Rows from a figure dataset:
• • • • •

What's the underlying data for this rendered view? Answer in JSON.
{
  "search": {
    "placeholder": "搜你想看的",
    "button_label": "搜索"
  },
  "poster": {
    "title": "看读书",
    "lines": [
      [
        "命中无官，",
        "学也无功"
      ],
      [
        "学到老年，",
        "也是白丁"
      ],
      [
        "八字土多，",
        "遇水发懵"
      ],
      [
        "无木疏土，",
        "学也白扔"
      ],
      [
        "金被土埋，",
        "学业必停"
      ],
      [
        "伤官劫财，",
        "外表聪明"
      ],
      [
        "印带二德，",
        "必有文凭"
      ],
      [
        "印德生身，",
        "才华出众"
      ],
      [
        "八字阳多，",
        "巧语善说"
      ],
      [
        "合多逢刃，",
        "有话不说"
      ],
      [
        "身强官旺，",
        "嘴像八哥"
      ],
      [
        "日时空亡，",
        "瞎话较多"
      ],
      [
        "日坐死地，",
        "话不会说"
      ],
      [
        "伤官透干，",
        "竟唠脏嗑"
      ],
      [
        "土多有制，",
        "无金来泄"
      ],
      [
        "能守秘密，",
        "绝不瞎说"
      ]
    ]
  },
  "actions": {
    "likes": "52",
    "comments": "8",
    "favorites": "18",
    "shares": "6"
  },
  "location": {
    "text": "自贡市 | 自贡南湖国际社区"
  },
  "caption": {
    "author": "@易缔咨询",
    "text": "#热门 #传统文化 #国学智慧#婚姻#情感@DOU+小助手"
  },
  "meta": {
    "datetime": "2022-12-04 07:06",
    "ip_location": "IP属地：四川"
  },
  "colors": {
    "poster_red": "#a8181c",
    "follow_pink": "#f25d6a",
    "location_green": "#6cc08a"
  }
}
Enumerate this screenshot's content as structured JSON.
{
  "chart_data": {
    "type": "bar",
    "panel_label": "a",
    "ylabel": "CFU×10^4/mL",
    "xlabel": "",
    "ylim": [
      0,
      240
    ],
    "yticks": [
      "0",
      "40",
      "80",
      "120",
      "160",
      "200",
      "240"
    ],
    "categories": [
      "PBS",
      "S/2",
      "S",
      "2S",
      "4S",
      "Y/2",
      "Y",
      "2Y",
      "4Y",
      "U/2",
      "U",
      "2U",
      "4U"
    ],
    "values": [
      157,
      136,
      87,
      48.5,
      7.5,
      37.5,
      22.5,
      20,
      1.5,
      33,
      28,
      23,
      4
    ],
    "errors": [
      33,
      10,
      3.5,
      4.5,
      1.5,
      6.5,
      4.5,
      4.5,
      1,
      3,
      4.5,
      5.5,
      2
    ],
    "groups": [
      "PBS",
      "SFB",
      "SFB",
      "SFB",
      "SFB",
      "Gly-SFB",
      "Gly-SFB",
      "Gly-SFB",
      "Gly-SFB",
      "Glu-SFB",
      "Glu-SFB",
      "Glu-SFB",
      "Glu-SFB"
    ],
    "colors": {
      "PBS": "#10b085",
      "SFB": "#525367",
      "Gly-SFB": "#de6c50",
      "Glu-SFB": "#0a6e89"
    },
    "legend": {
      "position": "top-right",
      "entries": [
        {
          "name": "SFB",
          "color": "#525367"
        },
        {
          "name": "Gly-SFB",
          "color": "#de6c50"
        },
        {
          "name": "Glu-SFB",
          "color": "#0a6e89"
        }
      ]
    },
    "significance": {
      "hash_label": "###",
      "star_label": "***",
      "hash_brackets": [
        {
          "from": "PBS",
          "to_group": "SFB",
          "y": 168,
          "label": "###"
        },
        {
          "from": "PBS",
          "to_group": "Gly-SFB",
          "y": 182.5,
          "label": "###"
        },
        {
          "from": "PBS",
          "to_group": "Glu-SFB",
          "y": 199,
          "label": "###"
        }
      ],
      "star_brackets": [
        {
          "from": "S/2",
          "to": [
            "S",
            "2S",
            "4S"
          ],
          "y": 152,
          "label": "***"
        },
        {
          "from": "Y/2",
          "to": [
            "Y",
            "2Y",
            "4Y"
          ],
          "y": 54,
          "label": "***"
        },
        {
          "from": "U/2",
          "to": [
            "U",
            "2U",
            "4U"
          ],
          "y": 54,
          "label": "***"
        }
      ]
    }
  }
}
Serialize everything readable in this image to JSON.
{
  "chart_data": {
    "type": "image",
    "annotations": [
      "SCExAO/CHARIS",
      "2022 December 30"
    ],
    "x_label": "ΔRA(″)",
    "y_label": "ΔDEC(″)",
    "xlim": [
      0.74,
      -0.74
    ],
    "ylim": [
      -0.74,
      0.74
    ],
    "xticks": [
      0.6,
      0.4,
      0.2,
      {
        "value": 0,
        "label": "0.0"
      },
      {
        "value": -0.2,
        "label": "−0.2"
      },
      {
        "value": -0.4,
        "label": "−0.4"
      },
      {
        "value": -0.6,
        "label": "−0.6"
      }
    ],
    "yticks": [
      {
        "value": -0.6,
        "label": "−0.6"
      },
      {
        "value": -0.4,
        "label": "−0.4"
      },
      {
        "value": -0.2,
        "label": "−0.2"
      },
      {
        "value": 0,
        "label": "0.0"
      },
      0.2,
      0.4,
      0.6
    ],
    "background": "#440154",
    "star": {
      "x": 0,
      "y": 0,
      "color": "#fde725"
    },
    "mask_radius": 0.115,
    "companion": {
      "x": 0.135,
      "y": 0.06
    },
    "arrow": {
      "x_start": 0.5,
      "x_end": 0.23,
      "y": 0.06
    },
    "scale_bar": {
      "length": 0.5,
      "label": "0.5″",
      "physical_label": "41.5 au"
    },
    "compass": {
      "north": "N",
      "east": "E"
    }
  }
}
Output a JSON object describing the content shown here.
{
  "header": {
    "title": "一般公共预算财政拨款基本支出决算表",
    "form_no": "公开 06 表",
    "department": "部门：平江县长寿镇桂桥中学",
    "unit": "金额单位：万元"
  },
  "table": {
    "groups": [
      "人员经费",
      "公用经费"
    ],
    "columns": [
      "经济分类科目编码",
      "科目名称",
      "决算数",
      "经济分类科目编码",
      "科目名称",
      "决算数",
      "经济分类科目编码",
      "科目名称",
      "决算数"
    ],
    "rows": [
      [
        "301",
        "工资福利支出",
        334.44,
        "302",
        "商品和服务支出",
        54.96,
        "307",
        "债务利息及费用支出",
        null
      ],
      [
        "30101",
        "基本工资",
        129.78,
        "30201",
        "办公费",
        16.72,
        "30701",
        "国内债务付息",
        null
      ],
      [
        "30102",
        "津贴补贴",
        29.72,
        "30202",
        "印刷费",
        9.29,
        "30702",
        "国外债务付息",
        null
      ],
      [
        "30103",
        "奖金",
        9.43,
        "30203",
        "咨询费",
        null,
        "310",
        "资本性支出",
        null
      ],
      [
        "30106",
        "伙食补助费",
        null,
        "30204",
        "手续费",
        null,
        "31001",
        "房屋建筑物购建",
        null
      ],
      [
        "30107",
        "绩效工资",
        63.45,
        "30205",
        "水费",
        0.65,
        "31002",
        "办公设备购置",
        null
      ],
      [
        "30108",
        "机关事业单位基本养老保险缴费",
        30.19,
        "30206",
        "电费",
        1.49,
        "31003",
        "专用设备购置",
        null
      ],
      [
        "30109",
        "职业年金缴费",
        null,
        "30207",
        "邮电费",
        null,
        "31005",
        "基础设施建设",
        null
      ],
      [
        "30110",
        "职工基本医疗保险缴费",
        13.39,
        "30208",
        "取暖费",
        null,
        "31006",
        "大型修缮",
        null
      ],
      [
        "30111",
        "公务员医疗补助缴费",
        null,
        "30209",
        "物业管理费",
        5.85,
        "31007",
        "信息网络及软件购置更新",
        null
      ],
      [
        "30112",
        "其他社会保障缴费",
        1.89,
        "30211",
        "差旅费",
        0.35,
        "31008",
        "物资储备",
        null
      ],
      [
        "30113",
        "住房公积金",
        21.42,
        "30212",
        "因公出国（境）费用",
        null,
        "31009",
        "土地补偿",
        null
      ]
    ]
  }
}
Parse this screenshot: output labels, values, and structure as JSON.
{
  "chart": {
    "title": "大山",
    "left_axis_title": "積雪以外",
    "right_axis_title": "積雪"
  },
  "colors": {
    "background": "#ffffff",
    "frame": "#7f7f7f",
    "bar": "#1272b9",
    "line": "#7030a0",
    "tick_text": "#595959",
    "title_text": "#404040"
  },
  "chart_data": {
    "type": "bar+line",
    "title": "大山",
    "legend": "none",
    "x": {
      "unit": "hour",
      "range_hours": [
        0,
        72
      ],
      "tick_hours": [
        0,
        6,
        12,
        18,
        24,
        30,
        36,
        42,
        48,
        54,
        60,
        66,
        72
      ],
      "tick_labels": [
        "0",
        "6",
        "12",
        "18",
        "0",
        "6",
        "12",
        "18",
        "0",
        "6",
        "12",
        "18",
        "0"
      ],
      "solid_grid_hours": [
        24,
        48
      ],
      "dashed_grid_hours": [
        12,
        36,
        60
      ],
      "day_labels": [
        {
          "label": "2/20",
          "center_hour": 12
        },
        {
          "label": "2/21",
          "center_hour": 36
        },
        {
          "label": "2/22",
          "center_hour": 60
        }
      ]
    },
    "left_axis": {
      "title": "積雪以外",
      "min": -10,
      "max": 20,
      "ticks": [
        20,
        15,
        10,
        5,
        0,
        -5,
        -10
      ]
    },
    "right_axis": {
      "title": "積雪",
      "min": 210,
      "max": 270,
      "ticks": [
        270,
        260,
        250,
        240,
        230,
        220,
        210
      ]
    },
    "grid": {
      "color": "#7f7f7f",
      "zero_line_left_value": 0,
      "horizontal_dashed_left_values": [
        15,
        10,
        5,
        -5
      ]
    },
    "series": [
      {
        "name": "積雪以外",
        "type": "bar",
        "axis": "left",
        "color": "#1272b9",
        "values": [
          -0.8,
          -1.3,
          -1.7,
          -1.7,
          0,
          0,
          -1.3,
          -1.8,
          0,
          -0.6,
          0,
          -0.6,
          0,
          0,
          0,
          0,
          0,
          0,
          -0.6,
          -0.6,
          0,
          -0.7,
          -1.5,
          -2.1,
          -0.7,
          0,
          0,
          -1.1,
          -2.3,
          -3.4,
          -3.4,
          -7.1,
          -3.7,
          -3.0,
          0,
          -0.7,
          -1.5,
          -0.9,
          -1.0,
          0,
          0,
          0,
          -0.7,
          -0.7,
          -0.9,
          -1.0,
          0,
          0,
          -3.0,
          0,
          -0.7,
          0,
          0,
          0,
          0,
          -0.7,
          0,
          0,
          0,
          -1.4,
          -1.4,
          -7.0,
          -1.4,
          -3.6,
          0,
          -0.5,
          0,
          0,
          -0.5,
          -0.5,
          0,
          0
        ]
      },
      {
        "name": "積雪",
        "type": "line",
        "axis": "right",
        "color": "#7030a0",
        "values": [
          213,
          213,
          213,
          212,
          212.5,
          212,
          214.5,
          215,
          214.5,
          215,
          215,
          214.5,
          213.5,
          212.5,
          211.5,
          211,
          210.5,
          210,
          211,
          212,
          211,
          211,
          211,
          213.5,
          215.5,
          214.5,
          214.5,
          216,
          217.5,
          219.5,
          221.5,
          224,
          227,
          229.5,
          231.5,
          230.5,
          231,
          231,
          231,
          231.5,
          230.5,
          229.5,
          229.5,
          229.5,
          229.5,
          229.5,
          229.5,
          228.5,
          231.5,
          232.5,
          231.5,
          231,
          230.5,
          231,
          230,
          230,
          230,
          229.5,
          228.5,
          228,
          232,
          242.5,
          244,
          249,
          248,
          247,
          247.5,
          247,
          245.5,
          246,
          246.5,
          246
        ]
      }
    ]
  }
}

• • • • •

Your task
Gather up the lines that contain the word "content".

The response
Enumerate this screenshot's content as structured JSON.
Output a JSON object describing the content shown here.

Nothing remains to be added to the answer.